--- Recorded information ---

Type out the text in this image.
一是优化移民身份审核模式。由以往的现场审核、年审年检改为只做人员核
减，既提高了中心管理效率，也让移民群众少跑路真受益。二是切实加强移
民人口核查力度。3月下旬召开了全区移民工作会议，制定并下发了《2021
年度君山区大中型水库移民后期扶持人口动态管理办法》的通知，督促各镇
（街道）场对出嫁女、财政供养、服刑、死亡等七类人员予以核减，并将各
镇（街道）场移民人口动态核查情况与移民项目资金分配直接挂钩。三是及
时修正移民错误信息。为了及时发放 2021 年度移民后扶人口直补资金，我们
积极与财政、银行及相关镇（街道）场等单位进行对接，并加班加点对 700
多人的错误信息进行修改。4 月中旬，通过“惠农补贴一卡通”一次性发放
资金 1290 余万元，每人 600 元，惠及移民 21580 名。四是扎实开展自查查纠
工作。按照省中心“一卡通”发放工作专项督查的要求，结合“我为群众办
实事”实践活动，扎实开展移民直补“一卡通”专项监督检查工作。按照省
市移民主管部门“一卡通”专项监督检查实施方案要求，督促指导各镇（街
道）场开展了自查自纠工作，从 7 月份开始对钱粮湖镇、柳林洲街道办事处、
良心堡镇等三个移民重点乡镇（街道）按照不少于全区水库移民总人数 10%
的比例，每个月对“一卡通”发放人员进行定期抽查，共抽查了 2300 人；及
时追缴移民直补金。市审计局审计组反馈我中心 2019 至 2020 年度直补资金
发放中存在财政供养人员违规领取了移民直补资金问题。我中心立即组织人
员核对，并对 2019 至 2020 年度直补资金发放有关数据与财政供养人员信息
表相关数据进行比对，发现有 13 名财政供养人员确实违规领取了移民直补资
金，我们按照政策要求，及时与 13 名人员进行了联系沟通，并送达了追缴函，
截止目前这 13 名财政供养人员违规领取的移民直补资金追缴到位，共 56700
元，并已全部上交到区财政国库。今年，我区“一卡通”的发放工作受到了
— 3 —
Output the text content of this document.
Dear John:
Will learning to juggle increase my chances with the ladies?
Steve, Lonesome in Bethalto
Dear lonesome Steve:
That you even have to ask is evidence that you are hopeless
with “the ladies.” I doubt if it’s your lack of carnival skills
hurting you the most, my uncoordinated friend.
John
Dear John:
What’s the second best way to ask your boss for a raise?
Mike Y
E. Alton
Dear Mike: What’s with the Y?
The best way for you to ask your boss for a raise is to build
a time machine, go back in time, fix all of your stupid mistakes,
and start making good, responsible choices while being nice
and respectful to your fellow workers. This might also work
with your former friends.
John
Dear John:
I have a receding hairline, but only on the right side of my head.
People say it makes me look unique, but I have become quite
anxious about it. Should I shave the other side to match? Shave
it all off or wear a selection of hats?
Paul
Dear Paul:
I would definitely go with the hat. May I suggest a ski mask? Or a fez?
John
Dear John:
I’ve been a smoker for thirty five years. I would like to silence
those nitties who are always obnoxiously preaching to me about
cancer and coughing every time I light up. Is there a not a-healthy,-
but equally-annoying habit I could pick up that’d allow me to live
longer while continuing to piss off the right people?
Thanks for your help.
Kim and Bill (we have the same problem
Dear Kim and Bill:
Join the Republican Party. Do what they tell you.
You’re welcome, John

---

◆ **Task to complete**: Extract the complete set of records unchanged.

◆ **Written solution**:
Type out the text in this image.
一是优化移民身份审核模式。由以往的现场审核、年审年检改为只做人员核
减，既提高了中心管理效率，也让移民群众少跑路真受益。二是切实加强移
民人口核查力度。3月下旬召开了全区移民工作会议，制定并下发了《2021
年度君山区大中型水库移民后期扶持人口动态管理办法》的通知，督促各镇
（街道）场对出嫁女、财政供养、服刑、死亡等七类人员予以核减，并将各
镇（街道）场移民人口动态核查情况与移民项目资金分配直接挂钩。三是及
时修正移民错误信息。为了及时发放 2021 年度移民后扶人口直补资金，我们
积极与财政、银行及相关镇（街道）场等单位进行对接，并加班加点对 700
多人的错误信息进行修改。4 月中旬，通过“惠农补贴一卡通”一次性发放
资金 1290 余万元，每人 600 元，惠及移民 21580 名。四是扎实开展自查查纠
工作。按照省中心“一卡通”发放工作专项督查的要求，结合“我为群众办
实事”实践活动，扎实开展移民直补“一卡通”专项监督检查工作。按照省
市移民主管部门“一卡通”专项监督检查实施方案要求，督促指导各镇（街
道）场开展了自查自纠工作，从 7 月份开始对钱粮湖镇、柳林洲街道办事处、
良心堡镇等三个移民重点乡镇（街道）按照不少于全区水库移民总人数 10%
的比例，每个月对“一卡通”发放人员进行定期抽查，共抽查了 2300 人；及
时追缴移民直补金。市审计局审计组反馈我中心 2019 至 2020 年度直补资金
发放中存在财政供养人员违规领取了移民直补资金问题。我中心立即组织人
员核对，并对 2019 至 2020 年度直补资金发放有关数据与财政供养人员信息
表相关数据进行比对，发现有 13 名财政供养人员确实违规领取了移民直补资
金，我们按照政策要求，及时与 13 名人员进行了联系沟通，并送达了追缴函，
截止目前这 13 名财政供养人员违规领取的移民直补资金追缴到位，共 56700
元，并已全部上交到区财政国库。今年，我区“一卡通”的发放工作受到了
— 3 —
Output the text content of this document.
Dear John:
Will learning to juggle increase my chances with the ladies?
Steve, Lonesome in Bethalto
Dear lonesome Steve:
That you even have to ask is evidence that you are hopeless
with “the ladies.” I doubt if it’s your lack of carnival skills
hurting you the most, my uncoordinated friend.
John
Dear John:
What’s the second best way to ask your boss for a raise?
Mike Y
E. Alton
Dear Mike: What’s with the Y?
The best way for you to ask your boss for a raise is to build
a time machine, go back in time, fix all of your stupid mistakes,
and start making good, responsible choices while being nice
and respectful to your fellow workers. This might also work
with your former friends.
John
Dear John:
I have a receding hairline, but only on the right side of my head.
People say it makes me look unique, but I have become quite
anxious about it. Should I shave the other side to match? Shave
it all off or wear a selection of hats?
Paul
Dear Paul:
I would definitely go with the hat. May I suggest a ski mask? Or a fez?
John
Dear John:
I’ve been a smoker for thirty five years. I would like to silence
those nitties who are always obnoxiously preaching to me about
cancer and coughing every time I light up. Is there a not a-healthy,-
but equally-annoying habit I could pick up that’d allow me to live
longer while continuing to piss off the right people?
Thanks for your help.
Kim and Bill (we have the same problem
Dear Kim and Bill:
Join the Republican Party. Do what they tell you.
You’re welcome, John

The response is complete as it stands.